- Given information -
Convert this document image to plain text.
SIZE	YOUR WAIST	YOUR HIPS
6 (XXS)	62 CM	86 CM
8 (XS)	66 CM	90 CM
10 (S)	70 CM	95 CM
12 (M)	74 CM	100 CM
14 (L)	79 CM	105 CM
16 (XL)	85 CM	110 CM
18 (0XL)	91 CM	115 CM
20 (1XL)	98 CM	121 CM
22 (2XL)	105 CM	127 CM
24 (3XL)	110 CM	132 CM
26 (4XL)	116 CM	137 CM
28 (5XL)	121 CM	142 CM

- What you need to do -
Reproduce the data shown above exactly.

- Solution below -
Convert this document image to plain text.
SIZE	YOUR WAIST	YOUR HIPS
6 (XXS)	62 CM	86 CM
8 (XS)	66 CM	90 CM
10 (S)	70 CM	95 CM
12 (M)	74 CM	100 CM
14 (L)	79 CM	105 CM
16 (XL)	85 CM	110 CM
18 (0XL)	91 CM	115 CM
20 (1XL)	98 CM	121 CM
22 (2XL)	105 CM	127 CM
24 (3XL)	110 CM	132 CM
26 (4XL)	116 CM	137 CM
28 (5XL)	121 CM	142 CM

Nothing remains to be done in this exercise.